• **Data supplied**

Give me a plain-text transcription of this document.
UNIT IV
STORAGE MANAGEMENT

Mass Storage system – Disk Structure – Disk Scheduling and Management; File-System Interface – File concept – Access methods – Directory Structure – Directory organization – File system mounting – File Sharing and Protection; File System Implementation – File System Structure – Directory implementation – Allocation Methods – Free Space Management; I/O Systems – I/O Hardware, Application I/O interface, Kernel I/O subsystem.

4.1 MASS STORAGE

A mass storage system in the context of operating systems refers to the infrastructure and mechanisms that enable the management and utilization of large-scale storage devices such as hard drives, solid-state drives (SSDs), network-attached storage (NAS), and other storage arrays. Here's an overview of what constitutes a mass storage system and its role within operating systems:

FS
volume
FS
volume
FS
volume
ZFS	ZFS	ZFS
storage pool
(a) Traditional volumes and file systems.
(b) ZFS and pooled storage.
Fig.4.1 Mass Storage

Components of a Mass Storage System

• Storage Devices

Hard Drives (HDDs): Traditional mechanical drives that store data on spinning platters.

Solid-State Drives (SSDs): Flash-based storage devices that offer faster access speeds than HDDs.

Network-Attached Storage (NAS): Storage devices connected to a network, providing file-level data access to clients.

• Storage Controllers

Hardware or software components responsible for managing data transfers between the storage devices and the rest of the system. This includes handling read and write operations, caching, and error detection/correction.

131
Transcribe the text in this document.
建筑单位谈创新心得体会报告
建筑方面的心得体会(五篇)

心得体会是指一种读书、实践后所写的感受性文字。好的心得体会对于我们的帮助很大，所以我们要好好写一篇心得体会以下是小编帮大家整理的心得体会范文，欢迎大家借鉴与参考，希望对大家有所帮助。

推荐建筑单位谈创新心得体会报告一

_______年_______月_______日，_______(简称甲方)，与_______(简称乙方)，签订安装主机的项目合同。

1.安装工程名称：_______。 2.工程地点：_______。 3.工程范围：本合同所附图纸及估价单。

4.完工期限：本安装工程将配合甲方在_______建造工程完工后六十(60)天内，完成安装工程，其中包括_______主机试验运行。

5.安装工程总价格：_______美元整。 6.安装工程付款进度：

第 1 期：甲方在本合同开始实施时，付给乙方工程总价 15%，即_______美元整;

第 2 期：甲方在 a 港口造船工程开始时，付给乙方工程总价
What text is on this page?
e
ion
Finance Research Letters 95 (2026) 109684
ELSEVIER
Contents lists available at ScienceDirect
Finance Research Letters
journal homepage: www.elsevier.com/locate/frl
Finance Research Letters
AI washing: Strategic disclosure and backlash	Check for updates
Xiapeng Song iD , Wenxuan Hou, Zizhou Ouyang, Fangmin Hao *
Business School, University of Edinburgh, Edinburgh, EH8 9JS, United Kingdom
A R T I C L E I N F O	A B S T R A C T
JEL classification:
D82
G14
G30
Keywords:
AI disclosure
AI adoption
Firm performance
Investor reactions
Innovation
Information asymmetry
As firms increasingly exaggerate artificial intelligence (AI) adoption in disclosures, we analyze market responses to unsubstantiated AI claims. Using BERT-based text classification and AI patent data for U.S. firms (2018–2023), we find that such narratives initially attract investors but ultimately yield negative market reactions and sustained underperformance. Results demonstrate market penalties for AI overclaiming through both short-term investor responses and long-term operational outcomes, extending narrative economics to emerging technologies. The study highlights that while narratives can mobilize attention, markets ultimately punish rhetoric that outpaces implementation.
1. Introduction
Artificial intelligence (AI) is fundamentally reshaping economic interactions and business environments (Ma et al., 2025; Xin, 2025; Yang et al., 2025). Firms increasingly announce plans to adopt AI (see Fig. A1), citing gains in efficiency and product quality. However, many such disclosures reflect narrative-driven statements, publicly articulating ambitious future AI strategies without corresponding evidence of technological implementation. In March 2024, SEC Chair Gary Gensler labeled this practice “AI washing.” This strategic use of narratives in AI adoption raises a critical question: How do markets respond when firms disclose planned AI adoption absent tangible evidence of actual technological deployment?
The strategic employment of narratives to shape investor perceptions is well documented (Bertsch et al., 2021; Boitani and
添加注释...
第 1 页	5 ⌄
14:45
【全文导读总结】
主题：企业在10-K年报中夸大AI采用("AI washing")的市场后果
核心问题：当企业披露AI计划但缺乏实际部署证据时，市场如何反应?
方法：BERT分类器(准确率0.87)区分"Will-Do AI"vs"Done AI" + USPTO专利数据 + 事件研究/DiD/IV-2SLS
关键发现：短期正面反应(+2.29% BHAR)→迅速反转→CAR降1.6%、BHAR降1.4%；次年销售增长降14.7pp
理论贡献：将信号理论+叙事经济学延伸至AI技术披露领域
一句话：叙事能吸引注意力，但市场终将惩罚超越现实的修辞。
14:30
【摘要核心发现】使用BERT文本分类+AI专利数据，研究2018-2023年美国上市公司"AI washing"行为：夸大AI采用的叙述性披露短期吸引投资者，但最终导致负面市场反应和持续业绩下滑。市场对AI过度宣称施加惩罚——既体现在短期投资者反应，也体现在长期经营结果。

• **Task goal**
From the data above, show each line that contains "network".

• **Full response**
A mass storage system in the context of operating systems refers to the infrastructure and mechanisms that enable the management and utilization of large-scale storage devices such as hard drives, solid-state drives (SSDs), network-attached storage (NAS), and other storage arrays. Here's an overview of what constitutes a mass storage system and its role within operating systems:
Network-Attached Storage (NAS): Storage devices connected to a network, providing file-level data access to clients.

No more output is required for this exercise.